+++ Record list
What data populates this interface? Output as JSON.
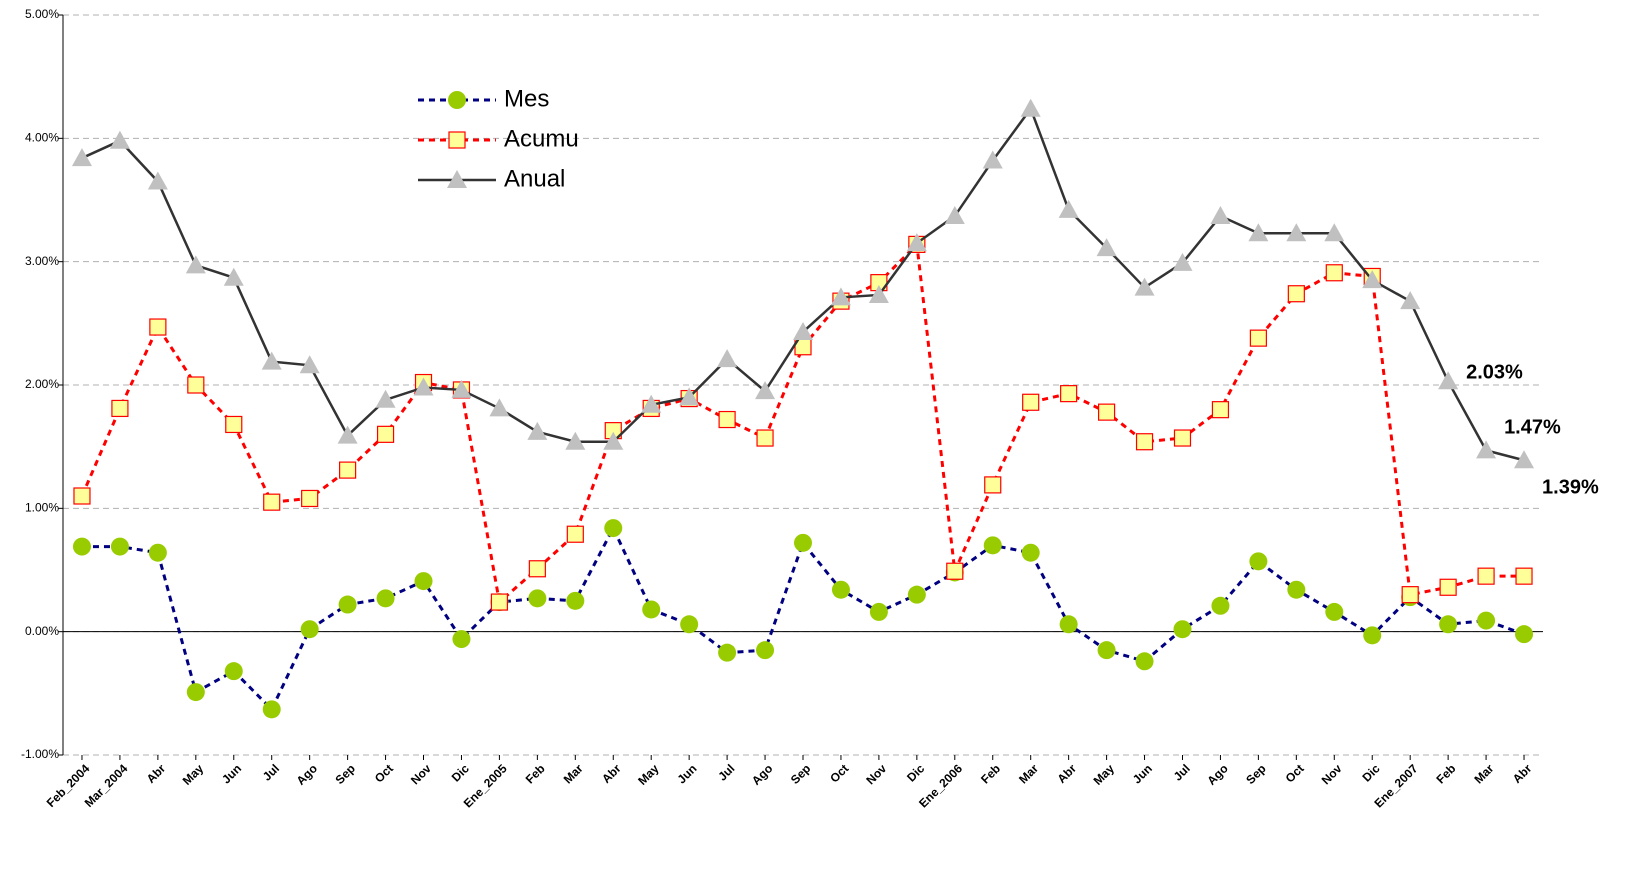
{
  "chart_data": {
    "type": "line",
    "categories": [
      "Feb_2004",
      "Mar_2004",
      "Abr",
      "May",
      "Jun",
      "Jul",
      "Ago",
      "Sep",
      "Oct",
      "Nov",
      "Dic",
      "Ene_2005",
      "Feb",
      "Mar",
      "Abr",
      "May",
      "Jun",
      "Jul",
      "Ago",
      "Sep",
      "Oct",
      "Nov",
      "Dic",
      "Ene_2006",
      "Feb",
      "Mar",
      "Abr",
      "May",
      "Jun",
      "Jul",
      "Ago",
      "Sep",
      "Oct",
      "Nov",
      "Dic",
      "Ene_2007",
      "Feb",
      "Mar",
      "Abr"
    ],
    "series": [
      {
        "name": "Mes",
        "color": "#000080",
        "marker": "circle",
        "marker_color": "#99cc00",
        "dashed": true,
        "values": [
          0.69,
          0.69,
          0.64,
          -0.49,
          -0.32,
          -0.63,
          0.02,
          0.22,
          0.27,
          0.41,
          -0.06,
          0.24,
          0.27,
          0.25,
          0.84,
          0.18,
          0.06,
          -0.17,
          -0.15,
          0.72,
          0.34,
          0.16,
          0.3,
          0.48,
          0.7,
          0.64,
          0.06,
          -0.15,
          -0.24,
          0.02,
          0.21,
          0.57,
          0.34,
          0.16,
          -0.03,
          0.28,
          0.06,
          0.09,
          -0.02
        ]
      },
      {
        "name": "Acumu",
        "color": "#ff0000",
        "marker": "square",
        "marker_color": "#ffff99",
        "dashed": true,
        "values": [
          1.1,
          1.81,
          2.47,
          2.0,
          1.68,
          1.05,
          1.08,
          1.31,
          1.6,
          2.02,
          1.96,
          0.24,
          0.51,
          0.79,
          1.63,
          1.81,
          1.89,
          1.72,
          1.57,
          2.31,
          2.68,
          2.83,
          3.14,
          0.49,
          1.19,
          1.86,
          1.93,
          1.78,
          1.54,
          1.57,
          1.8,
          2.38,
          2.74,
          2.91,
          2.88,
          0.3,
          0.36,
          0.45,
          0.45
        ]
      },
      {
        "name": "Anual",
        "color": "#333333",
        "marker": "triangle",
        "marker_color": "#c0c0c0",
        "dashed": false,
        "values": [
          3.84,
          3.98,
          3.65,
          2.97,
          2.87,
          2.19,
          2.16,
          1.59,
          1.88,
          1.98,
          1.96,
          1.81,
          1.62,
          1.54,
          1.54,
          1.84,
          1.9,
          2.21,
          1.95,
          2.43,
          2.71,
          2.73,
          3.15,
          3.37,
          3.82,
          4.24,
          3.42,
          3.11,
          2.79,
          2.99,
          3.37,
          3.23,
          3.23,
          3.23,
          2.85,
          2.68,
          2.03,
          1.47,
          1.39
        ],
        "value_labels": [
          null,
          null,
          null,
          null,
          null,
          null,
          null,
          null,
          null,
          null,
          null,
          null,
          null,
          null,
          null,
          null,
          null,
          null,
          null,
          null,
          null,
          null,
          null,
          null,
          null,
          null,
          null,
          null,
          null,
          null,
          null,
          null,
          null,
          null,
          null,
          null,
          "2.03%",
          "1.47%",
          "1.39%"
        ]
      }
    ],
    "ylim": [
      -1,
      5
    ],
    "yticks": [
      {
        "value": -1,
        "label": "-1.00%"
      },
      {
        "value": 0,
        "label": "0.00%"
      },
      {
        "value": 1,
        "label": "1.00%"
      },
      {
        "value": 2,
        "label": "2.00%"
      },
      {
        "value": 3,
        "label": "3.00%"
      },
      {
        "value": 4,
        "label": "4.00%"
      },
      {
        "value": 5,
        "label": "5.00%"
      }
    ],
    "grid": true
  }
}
++++++
__Task objective__.
Quote the entries above word for word. Leave the images out.

__Written answer__.
What data populates this interface? Output as JSON.
{
  "chart_data": {
    "type": "line",
    "categories": [
      "Feb_2004",
      "Mar_2004",
      "Abr",
      "May",
      "Jun",
      "Jul",
      "Ago",
      "Sep",
      "Oct",
      "Nov",
      "Dic",
      "Ene_2005",
      "Feb",
      "Mar",
      "Abr",
      "May",
      "Jun",
      "Jul",
      "Ago",
      "Sep",
      "Oct",
      "Nov",
      "Dic",
      "Ene_2006",
      "Feb",
      "Mar",
      "Abr",
      "May",
      "Jun",
      "Jul",
      "Ago",
      "Sep",
      "Oct",
      "Nov",
      "Dic",
      "Ene_2007",
      "Feb",
      "Mar",
      "Abr"
    ],
    "series": [
      {
        "name": "Mes",
        "color": "#000080",
        "marker": "circle",
        "marker_color": "#99cc00",
        "dashed": true,
        "values": [
          0.69,
          0.69,
          0.64,
          -0.49,
          -0.32,
          -0.63,
          0.02,
          0.22,
          0.27,
          0.41,
          -0.06,
          0.24,
          0.27,
          0.25,
          0.84,
          0.18,
          0.06,
          -0.17,
          -0.15,
          0.72,
          0.34,
          0.16,
          0.3,
          0.48,
          0.7,
          0.64,
          0.06,
          -0.15,
          -0.24,
          0.02,
          0.21,
          0.57,
          0.34,
          0.16,
          -0.03,
          0.28,
          0.06,
          0.09,
          -0.02
        ]
      },
      {
        "name": "Acumu",
        "color": "#ff0000",
        "marker": "square",
        "marker_color": "#ffff99",
        "dashed": true,
        "values": [
          1.1,
          1.81,
          2.47,
          2.0,
          1.68,
          1.05,
          1.08,
          1.31,
          1.6,
          2.02,
          1.96,
          0.24,
          0.51,
          0.79,
          1.63,
          1.81,
          1.89,
          1.72,
          1.57,
          2.31,
          2.68,
          2.83,
          3.14,
          0.49,
          1.19,
          1.86,
          1.93,
          1.78,
          1.54,
          1.57,
          1.8,
          2.38,
          2.74,
          2.91,
          2.88,
          0.3,
          0.36,
          0.45,
          0.45
        ]
      },
      {
        "name": "Anual",
        "color": "#333333",
        "marker": "triangle",
        "marker_color": "#c0c0c0",
        "dashed": false,
        "values": [
          3.84,
          3.98,
          3.65,
          2.97,
          2.87,
          2.19,
          2.16,
          1.59,
          1.88,
          1.98,
          1.96,
          1.81,
          1.62,
          1.54,
          1.54,
          1.84,
          1.9,
          2.21,
          1.95,
          2.43,
          2.71,
          2.73,
          3.15,
          3.37,
          3.82,
          4.24,
          3.42,
          3.11,
          2.79,
          2.99,
          3.37,
          3.23,
          3.23,
          3.23,
          2.85,
          2.68,
          2.03,
          1.47,
          1.39
        ],
        "value_labels": [
          null,
          null,
          null,
          null,
          null,
          null,
          null,
          null,
          null,
          null,
          null,
          null,
          null,
          null,
          null,
          null,
          null,
          null,
          null,
          null,
          null,
          null,
          null,
          null,
          null,
          null,
          null,
          null,
          null,
          null,
          null,
          null,
          null,
          null,
          null,
          null,
          "2.03%",
          "1.47%",
          "1.39%"
        ]
      }
    ],
    "ylim": [
      -1,
      5
    ],
    "yticks": [
      {
        "value": -1,
        "label": "-1.00%"
      },
      {
        "value": 0,
        "label": "0.00%"
      },
      {
        "value": 1,
        "label": "1.00%"
      },
      {
        "value": 2,
        "label": "2.00%"
      },
      {
        "value": 3,
        "label": "3.00%"
      },
      {
        "value": 4,
        "label": "4.00%"
      },
      {
        "value": 5,
        "label": "5.00%"
      }
    ],
    "grid": true
  }
}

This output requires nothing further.